Exercise aim: Find each line with the string "cdot" and copy it.

◆ ◆ ◆ ◆ ◆ ◆ ◆

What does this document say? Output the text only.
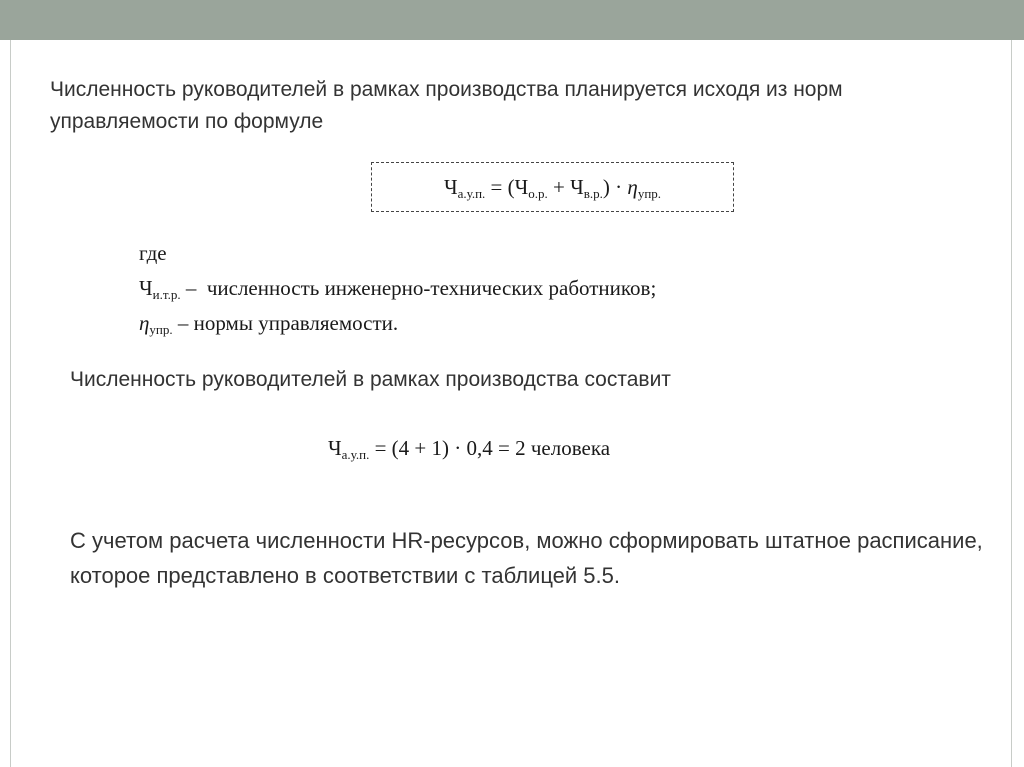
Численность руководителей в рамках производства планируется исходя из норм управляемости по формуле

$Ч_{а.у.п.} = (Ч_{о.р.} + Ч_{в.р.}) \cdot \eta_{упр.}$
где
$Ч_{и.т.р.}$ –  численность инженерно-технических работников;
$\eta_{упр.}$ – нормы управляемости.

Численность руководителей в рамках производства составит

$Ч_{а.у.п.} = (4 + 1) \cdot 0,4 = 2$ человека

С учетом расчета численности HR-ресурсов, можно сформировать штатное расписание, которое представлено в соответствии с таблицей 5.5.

◆ ◆ ◆ ◆ ◆ ◆ ◆

Response to the task:
$Ч_{а.у.п.} = (Ч_{о.р.} + Ч_{в.р.}) \cdot \eta_{упр.}$
$Ч_{а.у.п.} = (4 + 1) \cdot 0,4 = 2$ человека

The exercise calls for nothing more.